"""

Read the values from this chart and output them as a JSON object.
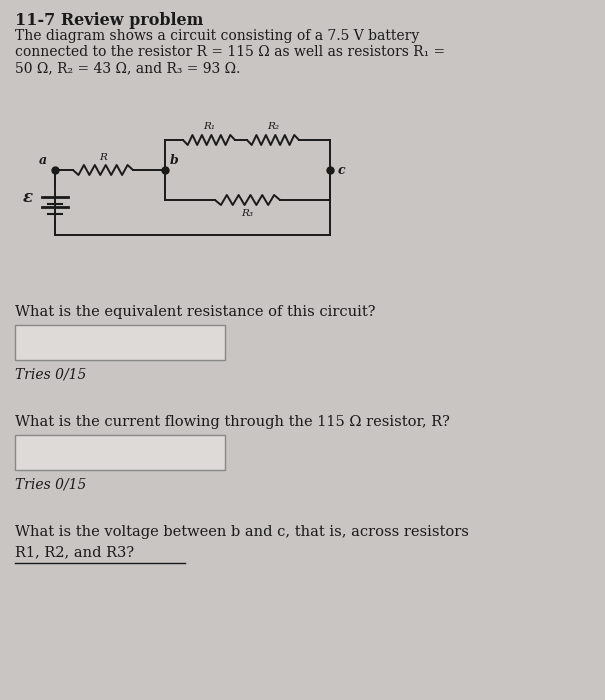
{
  "title": "11-7 Review problem",
  "line1": "The diagram shows a circuit consisting of a 7.5 V battery",
  "line2": "connected to the resistor R = 115 Ω as well as resistors R₁ =",
  "line3": "50 Ω, R₂ = 43 Ω, and R₃ = 93 Ω.",
  "q1": "What is the equivalent resistance of this circuit?",
  "q1_tries": "Tries 0/15",
  "q2": "What is the current flowing through the 115 Ω resistor, R?",
  "q2_tries": "Tries 0/15",
  "q3_line1": "What is the voltage between b and c, that is, across resistors",
  "q3_line2": "R1, R2, and R3?",
  "bg_color": "#c8c5c2",
  "text_color": "#1a1a1a",
  "input_box_facecolor": "#dedad7",
  "input_box_edgecolor": "#888888",
  "circuit_color": "#1a1a1a"
}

"""

> **Written task**
Print the entries above exactly, taking out only the pictures.

> **Result for this exercise**
Read the values from this chart and output them as a JSON object.
{
  "title": "11-7 Review problem",
  "line1": "The diagram shows a circuit consisting of a 7.5 V battery",
  "line2": "connected to the resistor R = 115 Ω as well as resistors R₁ =",
  "line3": "50 Ω, R₂ = 43 Ω, and R₃ = 93 Ω.",
  "q1": "What is the equivalent resistance of this circuit?",
  "q1_tries": "Tries 0/15",
  "q2": "What is the current flowing through the 115 Ω resistor, R?",
  "q2_tries": "Tries 0/15",
  "q3_line1": "What is the voltage between b and c, that is, across resistors",
  "q3_line2": "R1, R2, and R3?",
  "bg_color": "#c8c5c2",
  "text_color": "#1a1a1a",
  "input_box_facecolor": "#dedad7",
  "input_box_edgecolor": "#888888",
  "circuit_color": "#1a1a1a"
}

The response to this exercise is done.